(Dataset records)

==========

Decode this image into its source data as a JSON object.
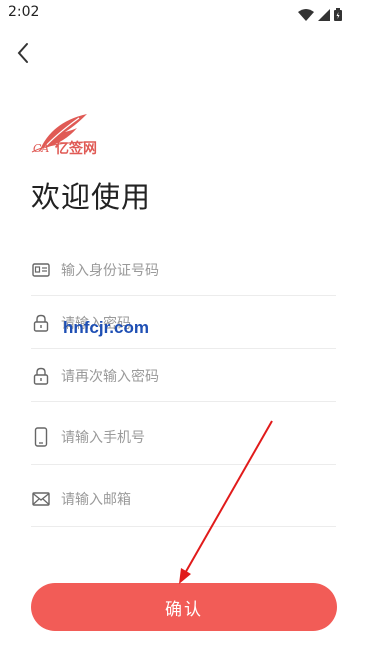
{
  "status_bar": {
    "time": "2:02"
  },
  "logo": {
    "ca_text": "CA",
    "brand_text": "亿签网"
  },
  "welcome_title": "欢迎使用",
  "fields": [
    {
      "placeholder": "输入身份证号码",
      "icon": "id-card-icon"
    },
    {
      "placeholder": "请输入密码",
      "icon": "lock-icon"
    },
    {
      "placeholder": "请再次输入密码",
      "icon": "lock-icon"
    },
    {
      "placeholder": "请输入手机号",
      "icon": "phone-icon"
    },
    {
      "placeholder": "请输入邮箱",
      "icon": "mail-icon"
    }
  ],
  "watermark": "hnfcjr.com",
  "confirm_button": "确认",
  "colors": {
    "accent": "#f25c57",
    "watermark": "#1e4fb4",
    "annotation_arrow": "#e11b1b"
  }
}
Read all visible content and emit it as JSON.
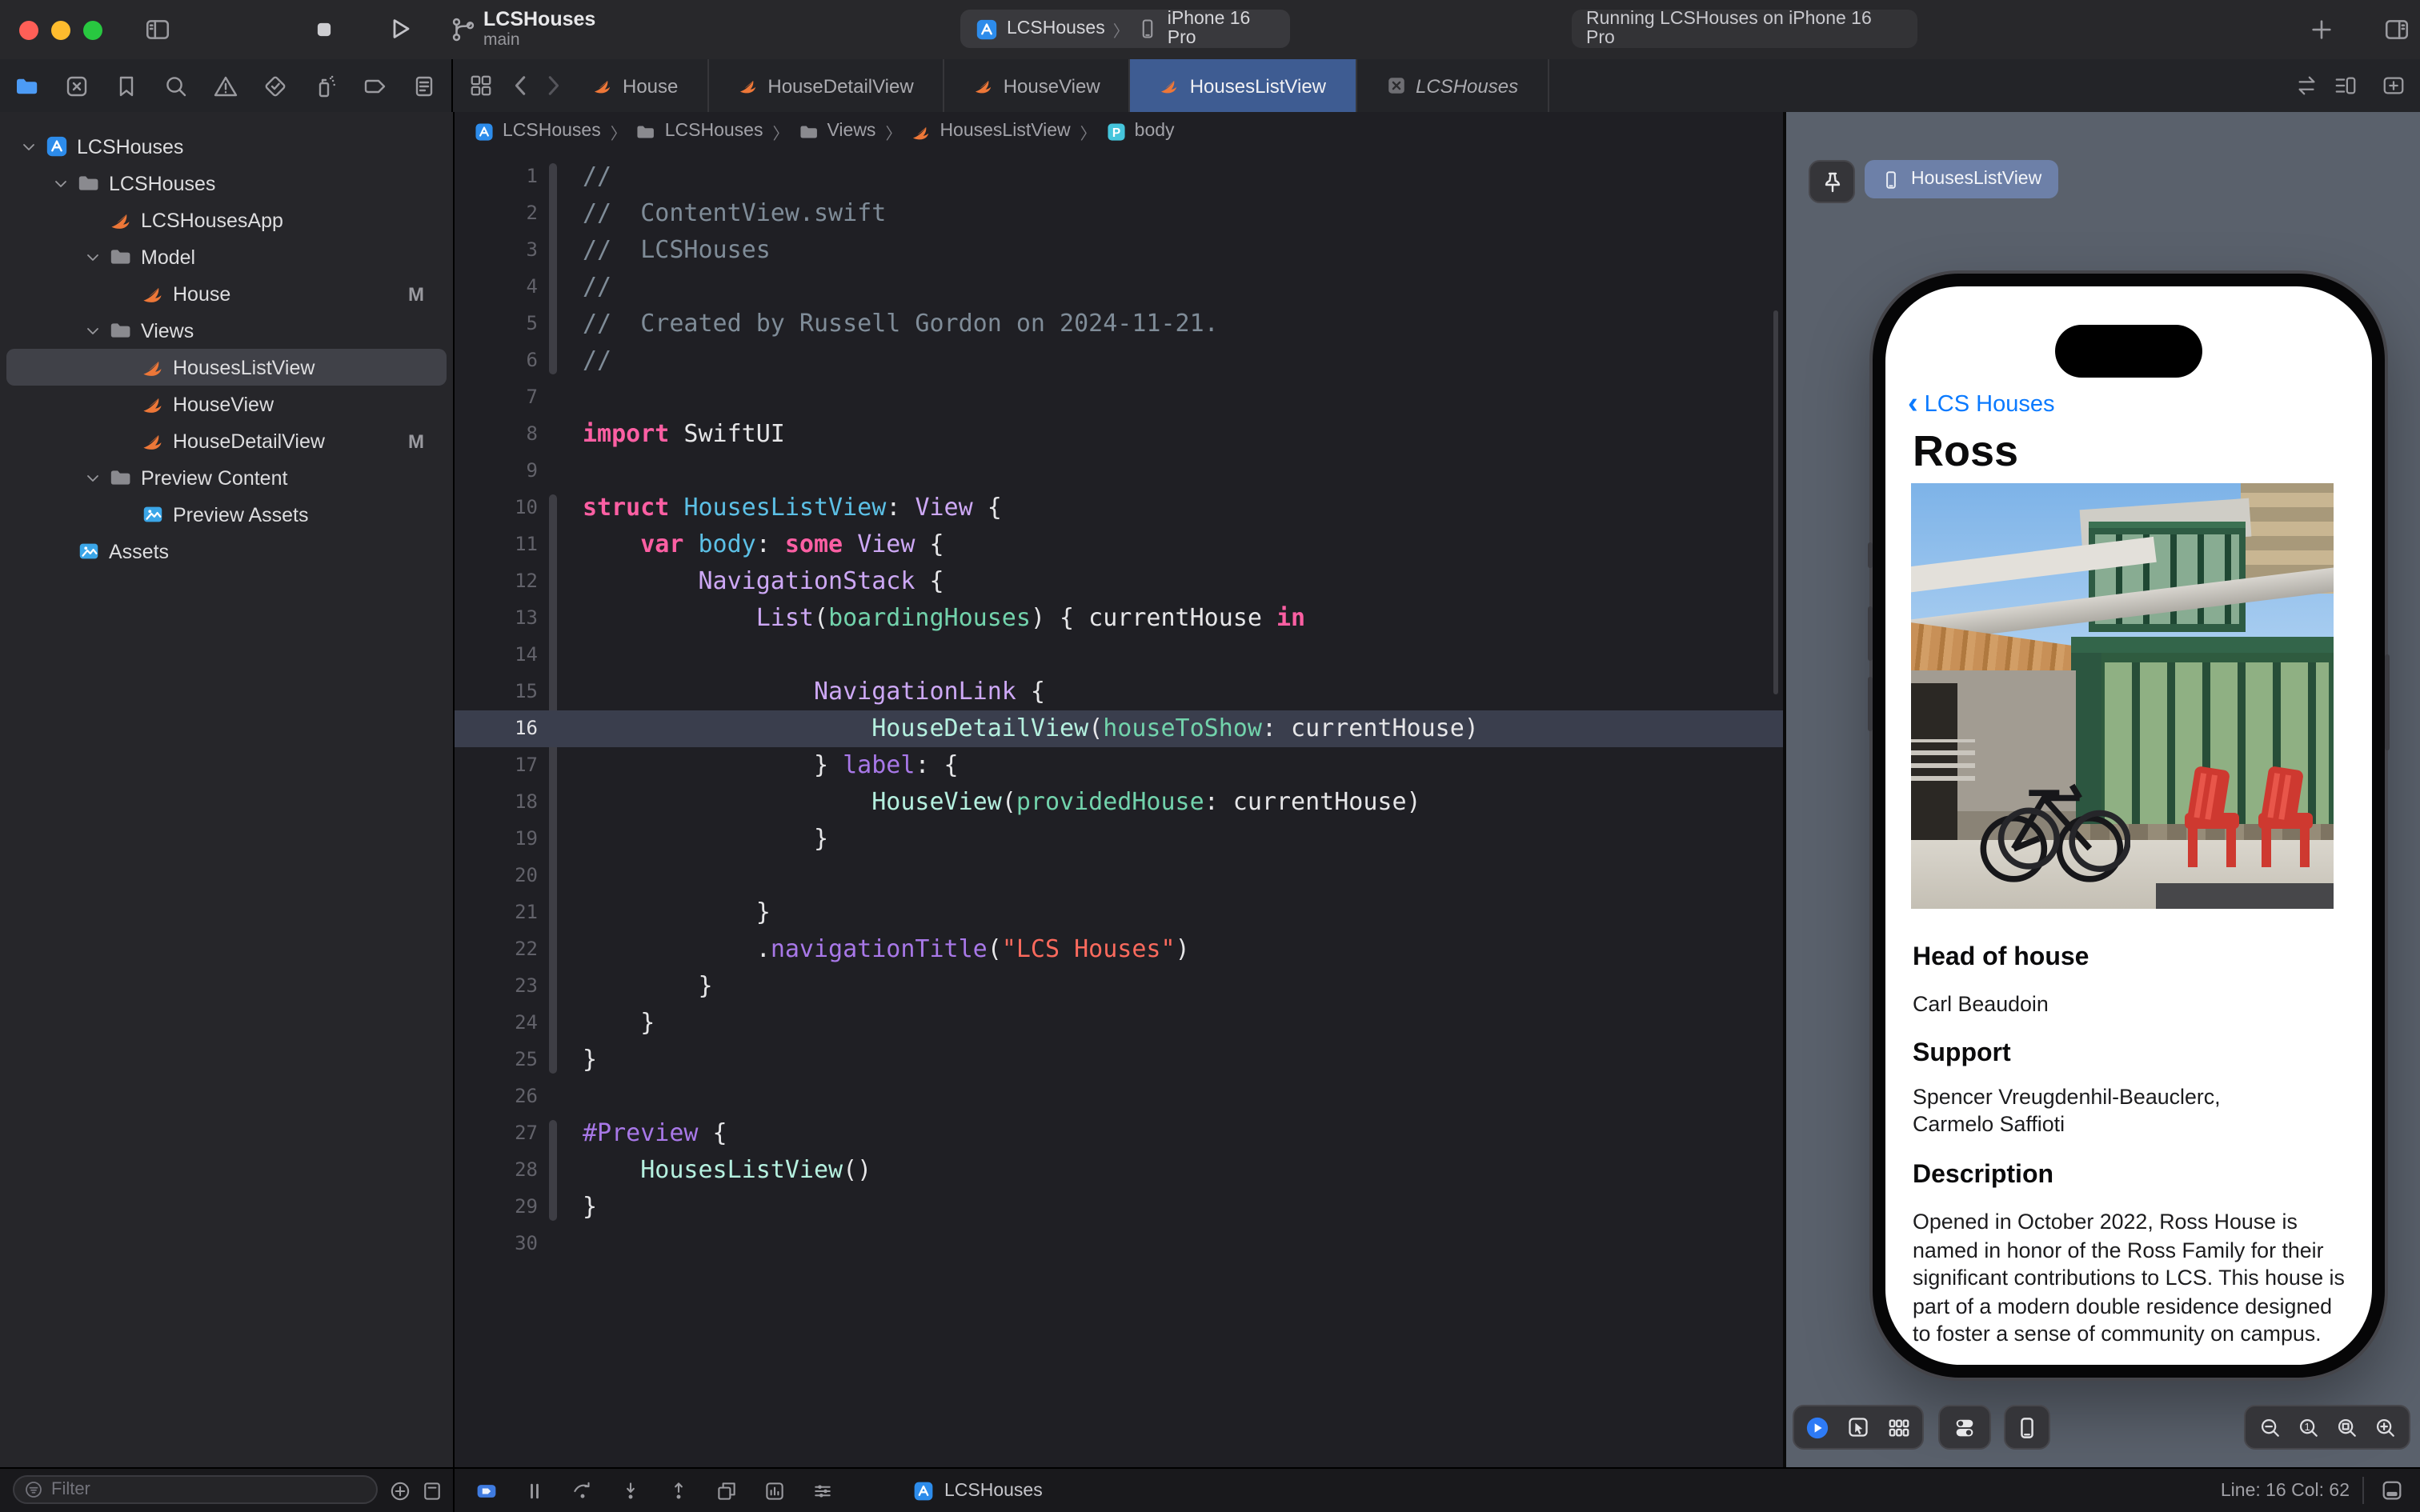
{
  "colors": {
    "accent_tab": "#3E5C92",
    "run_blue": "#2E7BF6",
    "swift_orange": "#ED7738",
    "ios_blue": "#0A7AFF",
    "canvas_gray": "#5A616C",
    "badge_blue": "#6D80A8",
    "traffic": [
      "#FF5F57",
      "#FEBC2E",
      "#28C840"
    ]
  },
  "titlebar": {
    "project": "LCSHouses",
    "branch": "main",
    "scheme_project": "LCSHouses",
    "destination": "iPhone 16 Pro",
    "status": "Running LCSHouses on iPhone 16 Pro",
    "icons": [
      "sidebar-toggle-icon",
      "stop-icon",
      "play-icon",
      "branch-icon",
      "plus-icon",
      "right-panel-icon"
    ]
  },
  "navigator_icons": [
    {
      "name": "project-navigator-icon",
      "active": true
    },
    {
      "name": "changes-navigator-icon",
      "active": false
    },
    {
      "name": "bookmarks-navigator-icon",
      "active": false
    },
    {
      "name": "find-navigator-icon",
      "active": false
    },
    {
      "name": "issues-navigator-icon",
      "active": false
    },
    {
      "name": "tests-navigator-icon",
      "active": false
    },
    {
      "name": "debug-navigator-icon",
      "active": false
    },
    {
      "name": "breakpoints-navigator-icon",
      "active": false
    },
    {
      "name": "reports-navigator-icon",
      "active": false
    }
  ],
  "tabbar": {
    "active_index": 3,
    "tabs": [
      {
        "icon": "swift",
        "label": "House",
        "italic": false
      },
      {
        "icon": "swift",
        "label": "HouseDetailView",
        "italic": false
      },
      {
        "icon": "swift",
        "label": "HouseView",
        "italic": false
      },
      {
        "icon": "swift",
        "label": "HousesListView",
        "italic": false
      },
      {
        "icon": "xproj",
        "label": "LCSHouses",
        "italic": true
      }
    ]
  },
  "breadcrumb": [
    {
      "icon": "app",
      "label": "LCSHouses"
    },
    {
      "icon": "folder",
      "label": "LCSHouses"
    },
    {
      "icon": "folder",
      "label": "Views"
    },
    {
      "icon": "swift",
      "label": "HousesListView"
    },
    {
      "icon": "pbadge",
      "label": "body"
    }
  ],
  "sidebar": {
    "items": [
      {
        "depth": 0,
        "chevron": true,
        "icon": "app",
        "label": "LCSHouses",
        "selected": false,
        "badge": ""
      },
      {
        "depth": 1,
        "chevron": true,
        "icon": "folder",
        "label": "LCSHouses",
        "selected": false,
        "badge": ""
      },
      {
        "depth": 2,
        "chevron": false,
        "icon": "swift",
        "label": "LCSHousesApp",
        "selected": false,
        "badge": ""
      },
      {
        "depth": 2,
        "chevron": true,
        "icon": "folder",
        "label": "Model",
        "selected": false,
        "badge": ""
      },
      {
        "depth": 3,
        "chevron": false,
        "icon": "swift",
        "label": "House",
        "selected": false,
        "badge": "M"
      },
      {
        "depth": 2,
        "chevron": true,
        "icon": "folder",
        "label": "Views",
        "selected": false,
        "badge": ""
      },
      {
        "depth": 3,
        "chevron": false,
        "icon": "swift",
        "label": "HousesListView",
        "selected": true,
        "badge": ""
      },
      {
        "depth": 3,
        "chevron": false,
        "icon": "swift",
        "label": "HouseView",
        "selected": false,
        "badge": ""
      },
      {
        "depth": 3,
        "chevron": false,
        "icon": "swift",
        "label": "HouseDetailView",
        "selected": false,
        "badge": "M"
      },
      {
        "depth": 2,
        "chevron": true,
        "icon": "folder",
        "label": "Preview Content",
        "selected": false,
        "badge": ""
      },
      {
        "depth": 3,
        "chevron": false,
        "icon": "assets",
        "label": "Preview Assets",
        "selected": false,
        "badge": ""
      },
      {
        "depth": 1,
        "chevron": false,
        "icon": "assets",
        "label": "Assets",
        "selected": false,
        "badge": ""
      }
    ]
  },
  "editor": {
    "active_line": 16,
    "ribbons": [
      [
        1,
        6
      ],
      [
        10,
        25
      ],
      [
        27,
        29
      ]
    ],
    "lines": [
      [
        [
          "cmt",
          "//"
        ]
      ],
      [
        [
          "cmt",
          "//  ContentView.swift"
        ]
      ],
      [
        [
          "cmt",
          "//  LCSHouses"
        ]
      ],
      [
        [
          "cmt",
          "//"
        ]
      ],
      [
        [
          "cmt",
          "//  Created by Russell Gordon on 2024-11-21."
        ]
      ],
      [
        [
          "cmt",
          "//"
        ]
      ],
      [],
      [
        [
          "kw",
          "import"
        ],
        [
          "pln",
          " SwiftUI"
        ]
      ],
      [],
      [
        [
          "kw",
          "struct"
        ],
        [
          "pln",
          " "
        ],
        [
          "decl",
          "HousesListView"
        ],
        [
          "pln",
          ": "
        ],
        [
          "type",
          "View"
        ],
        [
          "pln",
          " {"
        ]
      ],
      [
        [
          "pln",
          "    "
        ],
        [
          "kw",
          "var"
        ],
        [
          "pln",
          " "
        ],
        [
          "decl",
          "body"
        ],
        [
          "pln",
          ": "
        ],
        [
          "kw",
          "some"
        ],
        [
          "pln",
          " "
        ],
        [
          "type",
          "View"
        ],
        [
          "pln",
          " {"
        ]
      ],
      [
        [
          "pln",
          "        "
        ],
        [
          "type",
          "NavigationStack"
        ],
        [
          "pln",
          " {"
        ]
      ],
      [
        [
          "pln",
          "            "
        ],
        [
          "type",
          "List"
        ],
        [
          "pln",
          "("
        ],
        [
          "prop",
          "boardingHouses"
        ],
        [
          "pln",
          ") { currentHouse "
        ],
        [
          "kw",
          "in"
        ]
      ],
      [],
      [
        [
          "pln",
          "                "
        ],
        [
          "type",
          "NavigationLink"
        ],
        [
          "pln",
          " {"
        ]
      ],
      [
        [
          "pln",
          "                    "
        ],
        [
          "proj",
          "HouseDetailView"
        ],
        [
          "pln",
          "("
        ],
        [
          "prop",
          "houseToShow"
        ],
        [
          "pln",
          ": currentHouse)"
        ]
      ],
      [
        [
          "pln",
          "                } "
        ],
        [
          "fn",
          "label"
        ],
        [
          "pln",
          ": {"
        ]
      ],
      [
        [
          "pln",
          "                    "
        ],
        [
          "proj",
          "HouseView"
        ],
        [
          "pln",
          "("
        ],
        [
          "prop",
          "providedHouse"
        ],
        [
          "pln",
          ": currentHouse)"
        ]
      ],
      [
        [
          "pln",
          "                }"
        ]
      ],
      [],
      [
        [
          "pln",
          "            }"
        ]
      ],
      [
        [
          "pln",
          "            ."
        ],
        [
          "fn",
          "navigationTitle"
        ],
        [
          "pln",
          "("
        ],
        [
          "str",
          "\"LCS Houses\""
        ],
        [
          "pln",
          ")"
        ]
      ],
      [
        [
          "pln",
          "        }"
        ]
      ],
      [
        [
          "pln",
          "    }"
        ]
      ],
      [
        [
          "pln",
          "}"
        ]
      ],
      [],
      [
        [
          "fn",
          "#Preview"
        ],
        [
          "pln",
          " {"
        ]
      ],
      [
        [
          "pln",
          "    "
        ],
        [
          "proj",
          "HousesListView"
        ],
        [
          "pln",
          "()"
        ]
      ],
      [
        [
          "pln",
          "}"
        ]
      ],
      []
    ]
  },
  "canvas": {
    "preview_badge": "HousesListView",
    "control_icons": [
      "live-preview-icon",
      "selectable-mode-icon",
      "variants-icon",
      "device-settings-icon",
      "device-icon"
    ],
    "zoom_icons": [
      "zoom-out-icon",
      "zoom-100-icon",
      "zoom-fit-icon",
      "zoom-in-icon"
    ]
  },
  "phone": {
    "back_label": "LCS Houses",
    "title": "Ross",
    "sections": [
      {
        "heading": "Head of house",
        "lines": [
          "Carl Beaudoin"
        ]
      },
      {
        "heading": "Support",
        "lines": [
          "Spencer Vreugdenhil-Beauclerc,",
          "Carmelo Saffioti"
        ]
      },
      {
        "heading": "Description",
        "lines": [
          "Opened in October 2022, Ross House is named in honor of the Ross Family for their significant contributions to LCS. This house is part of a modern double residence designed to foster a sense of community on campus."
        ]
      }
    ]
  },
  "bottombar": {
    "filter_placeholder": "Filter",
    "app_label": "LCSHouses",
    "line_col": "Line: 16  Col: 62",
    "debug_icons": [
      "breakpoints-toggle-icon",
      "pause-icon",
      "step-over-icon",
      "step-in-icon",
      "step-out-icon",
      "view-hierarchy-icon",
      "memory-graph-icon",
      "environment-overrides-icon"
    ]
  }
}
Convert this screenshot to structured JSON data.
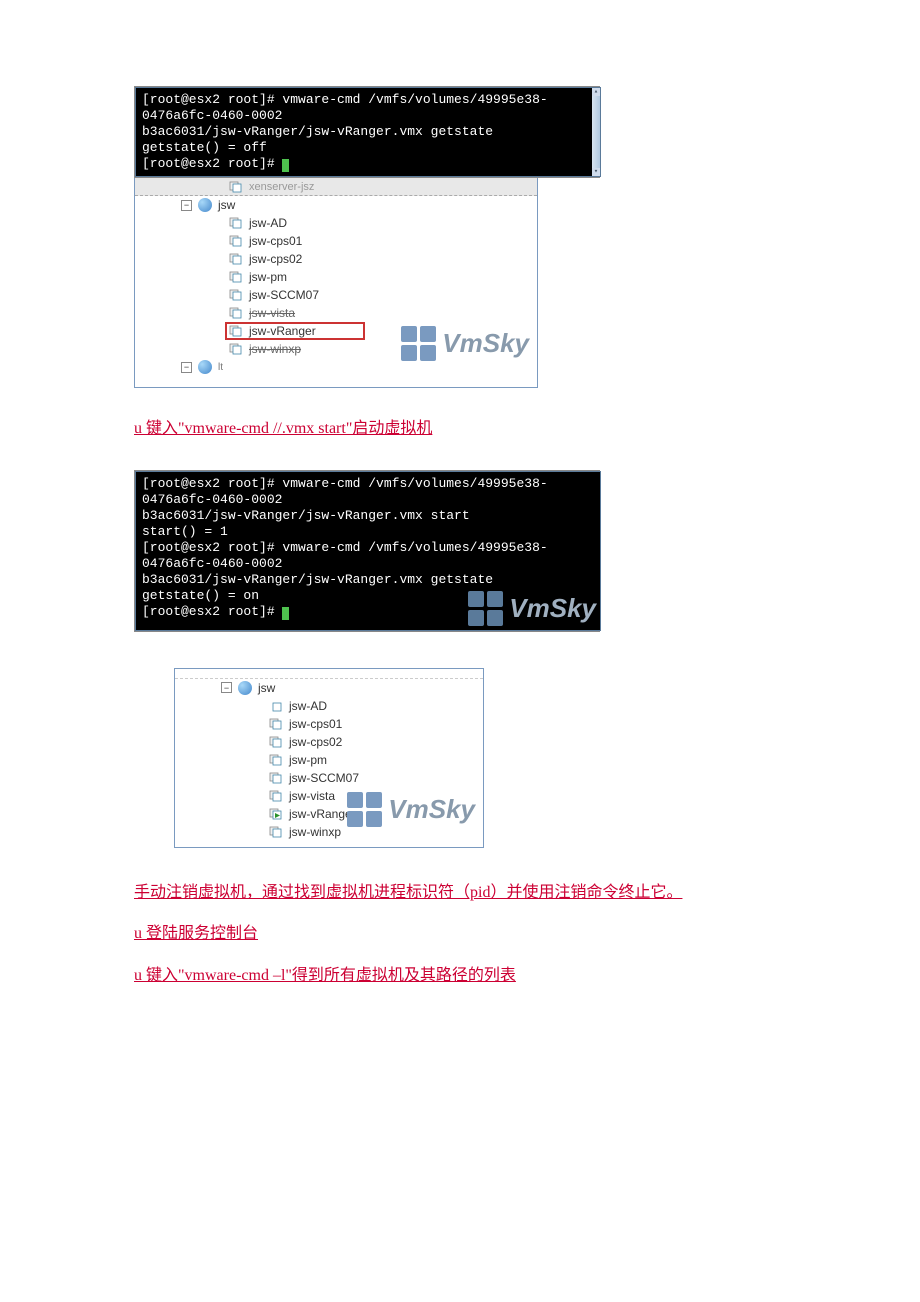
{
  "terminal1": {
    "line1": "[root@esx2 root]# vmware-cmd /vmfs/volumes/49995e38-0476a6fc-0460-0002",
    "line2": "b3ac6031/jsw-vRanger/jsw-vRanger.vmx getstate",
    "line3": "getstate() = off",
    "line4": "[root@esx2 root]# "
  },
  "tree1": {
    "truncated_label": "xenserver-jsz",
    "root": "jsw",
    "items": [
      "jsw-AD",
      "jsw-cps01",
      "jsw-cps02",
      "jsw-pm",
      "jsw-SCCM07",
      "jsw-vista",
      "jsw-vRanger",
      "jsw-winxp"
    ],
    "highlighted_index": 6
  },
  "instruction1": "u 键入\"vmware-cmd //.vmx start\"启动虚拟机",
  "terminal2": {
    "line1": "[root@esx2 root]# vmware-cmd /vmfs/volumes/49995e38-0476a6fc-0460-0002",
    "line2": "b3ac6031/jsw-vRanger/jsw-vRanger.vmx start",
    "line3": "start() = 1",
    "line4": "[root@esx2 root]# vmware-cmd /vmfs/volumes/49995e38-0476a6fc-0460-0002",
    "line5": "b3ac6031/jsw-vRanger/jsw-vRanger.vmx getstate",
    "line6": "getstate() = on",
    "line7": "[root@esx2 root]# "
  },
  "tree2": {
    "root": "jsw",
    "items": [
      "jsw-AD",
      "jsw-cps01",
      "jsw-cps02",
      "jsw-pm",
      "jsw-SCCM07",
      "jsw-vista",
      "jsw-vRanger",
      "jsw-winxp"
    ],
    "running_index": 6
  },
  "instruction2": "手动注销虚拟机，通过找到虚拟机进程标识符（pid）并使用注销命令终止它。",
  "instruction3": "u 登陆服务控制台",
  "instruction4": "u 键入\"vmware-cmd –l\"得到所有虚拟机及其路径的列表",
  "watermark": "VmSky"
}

==========

(Task requirements) Give only the number of lines in the records that include the word "toggle".

(Exercise solution) 2